An exact reproduction of the records is required, with all images left out.

•••••

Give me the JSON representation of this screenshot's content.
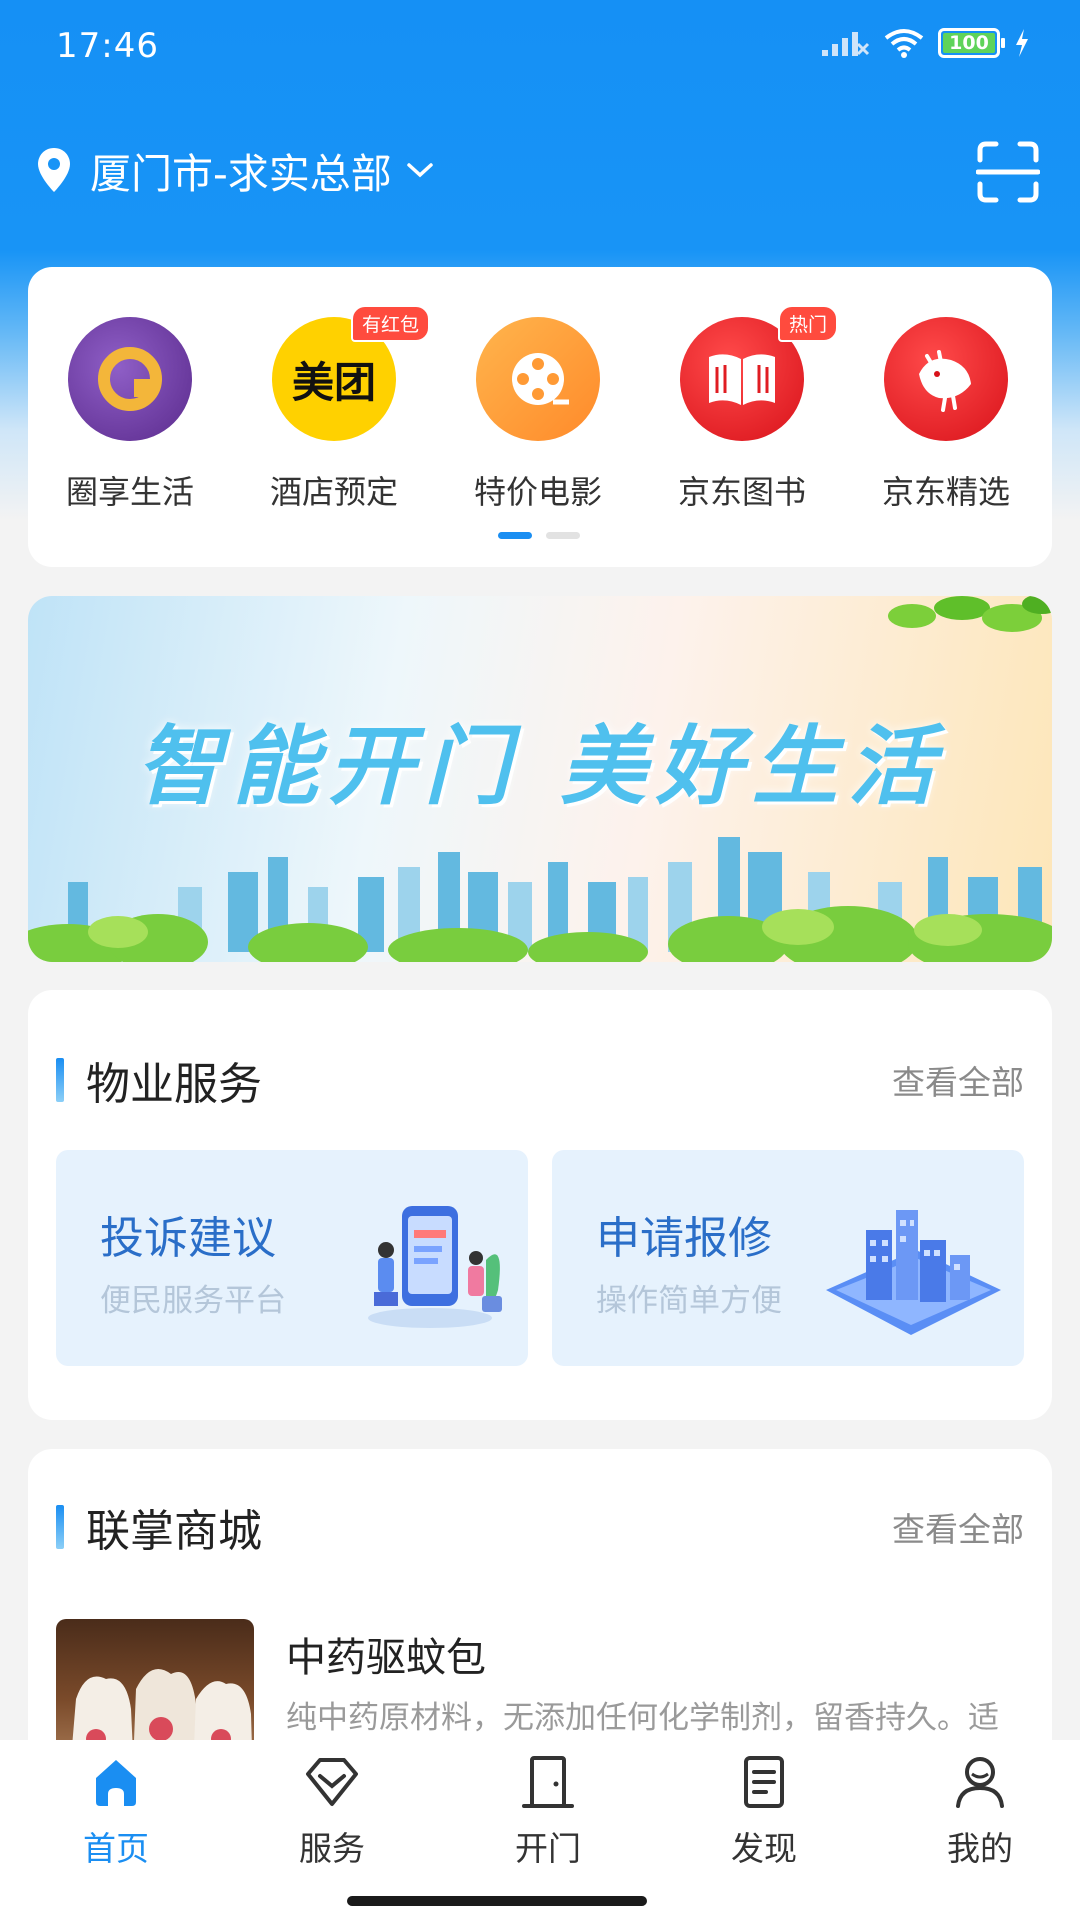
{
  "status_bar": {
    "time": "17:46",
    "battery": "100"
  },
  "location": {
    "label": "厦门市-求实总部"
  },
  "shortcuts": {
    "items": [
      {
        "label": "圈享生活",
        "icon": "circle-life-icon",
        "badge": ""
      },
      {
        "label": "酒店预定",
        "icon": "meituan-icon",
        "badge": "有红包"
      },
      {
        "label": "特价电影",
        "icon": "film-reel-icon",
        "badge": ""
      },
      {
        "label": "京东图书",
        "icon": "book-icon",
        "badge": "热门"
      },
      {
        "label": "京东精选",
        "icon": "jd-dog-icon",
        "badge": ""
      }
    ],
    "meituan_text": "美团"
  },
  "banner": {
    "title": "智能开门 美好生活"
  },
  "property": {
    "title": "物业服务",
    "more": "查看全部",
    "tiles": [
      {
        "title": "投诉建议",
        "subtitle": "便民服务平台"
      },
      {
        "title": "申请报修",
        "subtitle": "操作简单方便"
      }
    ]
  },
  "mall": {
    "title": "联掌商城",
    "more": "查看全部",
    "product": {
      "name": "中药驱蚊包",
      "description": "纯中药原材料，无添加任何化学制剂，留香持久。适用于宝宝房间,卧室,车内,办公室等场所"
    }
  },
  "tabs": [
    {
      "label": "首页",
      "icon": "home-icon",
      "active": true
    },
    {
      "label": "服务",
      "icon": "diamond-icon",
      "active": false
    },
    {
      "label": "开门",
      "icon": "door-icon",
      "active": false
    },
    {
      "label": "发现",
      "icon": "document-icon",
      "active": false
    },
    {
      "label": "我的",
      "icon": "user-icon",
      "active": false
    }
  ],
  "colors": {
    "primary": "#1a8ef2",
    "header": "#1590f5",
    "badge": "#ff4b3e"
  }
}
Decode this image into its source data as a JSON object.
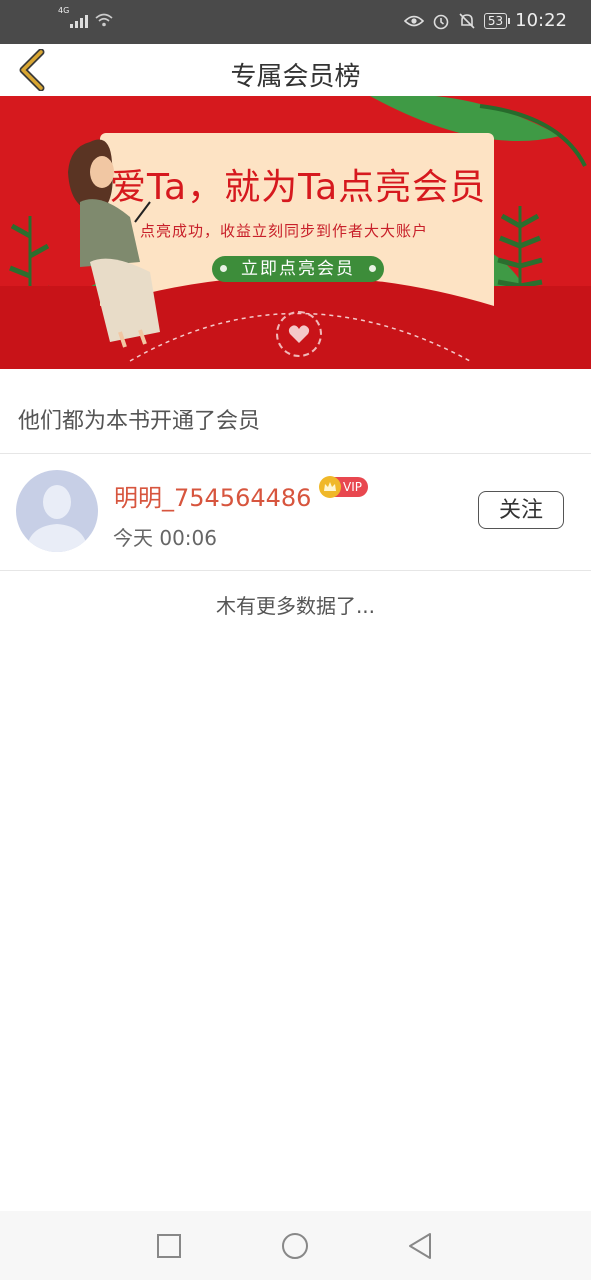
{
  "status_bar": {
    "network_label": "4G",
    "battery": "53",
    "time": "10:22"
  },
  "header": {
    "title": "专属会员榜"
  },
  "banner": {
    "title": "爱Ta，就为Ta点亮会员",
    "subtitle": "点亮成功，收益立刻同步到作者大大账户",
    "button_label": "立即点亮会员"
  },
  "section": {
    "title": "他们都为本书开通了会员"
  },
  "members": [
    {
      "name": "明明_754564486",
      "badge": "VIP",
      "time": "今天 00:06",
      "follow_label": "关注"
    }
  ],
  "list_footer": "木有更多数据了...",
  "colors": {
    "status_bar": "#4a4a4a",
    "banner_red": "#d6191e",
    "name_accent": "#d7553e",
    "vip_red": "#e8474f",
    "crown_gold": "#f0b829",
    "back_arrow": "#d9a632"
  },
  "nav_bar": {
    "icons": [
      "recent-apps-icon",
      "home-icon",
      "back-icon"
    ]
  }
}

•••••

> FULL OUTPUT
Give me the JSON representation of this screenshot's content.
{
  "status_bar": {
    "time": "17:46",
    "battery": "100"
  },
  "location": {
    "label": "厦门市-求实总部"
  },
  "shortcuts": {
    "items": [
      {
        "label": "圈享生活",
        "icon": "circle-life-icon",
        "badge": ""
      },
      {
        "label": "酒店预定",
        "icon": "meituan-icon",
        "badge": "有红包"
      },
      {
        "label": "特价电影",
        "icon": "film-reel-icon",
        "badge": ""
      },
      {
        "label": "京东图书",
        "icon": "book-icon",
        "badge": "热门"
      },
      {
        "label": "京东精选",
        "icon": "jd-dog-icon",
        "badge": ""
      }
    ],
    "meituan_text": "美团"
  },
  "banner": {
    "title": "智能开门 美好生活"
  },
  "property": {
    "title": "物业服务",
    "more": "查看全部",
    "tiles": [
      {
        "title": "投诉建议",
        "subtitle": "便民服务平台"
      },
      {
        "title": "申请报修",
        "subtitle": "操作简单方便"
      }
    ]
  },
  "mall": {
    "title": "联掌商城",
    "more": "查看全部",
    "product": {
      "name": "中药驱蚊包",
      "description": "纯中药原材料，无添加任何化学制剂，留香持久。适用于宝宝房间,卧室,车内,办公室等场所"
    }
  },
  "tabs": [
    {
      "label": "首页",
      "icon": "home-icon",
      "active": true
    },
    {
      "label": "服务",
      "icon": "diamond-icon",
      "active": false
    },
    {
      "label": "开门",
      "icon": "door-icon",
      "active": false
    },
    {
      "label": "发现",
      "icon": "document-icon",
      "active": false
    },
    {
      "label": "我的",
      "icon": "user-icon",
      "active": false
    }
  ],
  "colors": {
    "primary": "#1a8ef2",
    "header": "#1590f5",
    "badge": "#ff4b3e"
  }
}
Decode this image into its source data as a JSON object.
{
  "status_bar": {
    "network_label": "4G",
    "battery": "53",
    "time": "10:22"
  },
  "header": {
    "title": "专属会员榜"
  },
  "banner": {
    "title": "爱Ta，就为Ta点亮会员",
    "subtitle": "点亮成功，收益立刻同步到作者大大账户",
    "button_label": "立即点亮会员"
  },
  "section": {
    "title": "他们都为本书开通了会员"
  },
  "members": [
    {
      "name": "明明_754564486",
      "badge": "VIP",
      "time": "今天 00:06",
      "follow_label": "关注"
    }
  ],
  "list_footer": "木有更多数据了...",
  "colors": {
    "status_bar": "#4a4a4a",
    "banner_red": "#d6191e",
    "name_accent": "#d7553e",
    "vip_red": "#e8474f",
    "crown_gold": "#f0b829",
    "back_arrow": "#d9a632"
  },
  "nav_bar": {
    "icons": [
      "recent-apps-icon",
      "home-icon",
      "back-icon"
    ]
  }
}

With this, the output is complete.